[start]
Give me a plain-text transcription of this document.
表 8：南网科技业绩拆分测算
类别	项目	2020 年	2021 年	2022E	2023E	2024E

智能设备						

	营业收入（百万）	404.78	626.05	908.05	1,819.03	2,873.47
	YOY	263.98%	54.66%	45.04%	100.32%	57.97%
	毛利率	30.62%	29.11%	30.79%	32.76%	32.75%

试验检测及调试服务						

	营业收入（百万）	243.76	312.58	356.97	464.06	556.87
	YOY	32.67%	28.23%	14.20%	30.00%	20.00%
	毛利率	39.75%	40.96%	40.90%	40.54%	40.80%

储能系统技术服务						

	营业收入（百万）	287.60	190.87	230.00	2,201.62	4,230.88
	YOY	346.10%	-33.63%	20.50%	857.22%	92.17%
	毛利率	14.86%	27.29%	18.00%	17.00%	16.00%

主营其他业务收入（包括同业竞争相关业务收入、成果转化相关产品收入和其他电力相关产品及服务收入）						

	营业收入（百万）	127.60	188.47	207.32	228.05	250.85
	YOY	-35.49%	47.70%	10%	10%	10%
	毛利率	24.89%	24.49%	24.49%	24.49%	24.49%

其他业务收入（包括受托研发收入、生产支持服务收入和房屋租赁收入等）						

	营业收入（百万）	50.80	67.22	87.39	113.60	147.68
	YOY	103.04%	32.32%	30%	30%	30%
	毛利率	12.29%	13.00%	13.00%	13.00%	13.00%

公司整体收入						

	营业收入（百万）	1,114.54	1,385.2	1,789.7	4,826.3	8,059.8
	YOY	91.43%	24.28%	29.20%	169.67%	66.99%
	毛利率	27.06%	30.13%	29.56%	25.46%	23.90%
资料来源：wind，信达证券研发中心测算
[end]
→ BRIEF:
Generate an exact reproduction of all entries.

→ EXERCISE RESULT:
Give me a plain-text transcription of this document.
表 8：南网科技业绩拆分测算
类别	项目	2020 年	2021 年	2022E	2023E	2024E

智能设备						

	营业收入（百万）	404.78	626.05	908.05	1,819.03	2,873.47
	YOY	263.98%	54.66%	45.04%	100.32%	57.97%
	毛利率	30.62%	29.11%	30.79%	32.76%	32.75%

试验检测及调试服务						

	营业收入（百万）	243.76	312.58	356.97	464.06	556.87
	YOY	32.67%	28.23%	14.20%	30.00%	20.00%
	毛利率	39.75%	40.96%	40.90%	40.54%	40.80%

储能系统技术服务						

	营业收入（百万）	287.60	190.87	230.00	2,201.62	4,230.88
	YOY	346.10%	-33.63%	20.50%	857.22%	92.17%
	毛利率	14.86%	27.29%	18.00%	17.00%	16.00%

主营其他业务收入（包括同业竞争相关业务收入、成果转化相关产品收入和其他电力相关产品及服务收入）						

	营业收入（百万）	127.60	188.47	207.32	228.05	250.85
	YOY	-35.49%	47.70%	10%	10%	10%
	毛利率	24.89%	24.49%	24.49%	24.49%	24.49%

其他业务收入（包括受托研发收入、生产支持服务收入和房屋租赁收入等）						

	营业收入（百万）	50.80	67.22	87.39	113.60	147.68
	YOY	103.04%	32.32%	30%	30%	30%
	毛利率	12.29%	13.00%	13.00%	13.00%	13.00%

公司整体收入						

	营业收入（百万）	1,114.54	1,385.2	1,789.7	4,826.3	8,059.8
	YOY	91.43%	24.28%	29.20%	169.67%	66.99%
	毛利率	27.06%	30.13%	29.56%	25.46%	23.90%
资料来源：wind，信达证券研发中心测算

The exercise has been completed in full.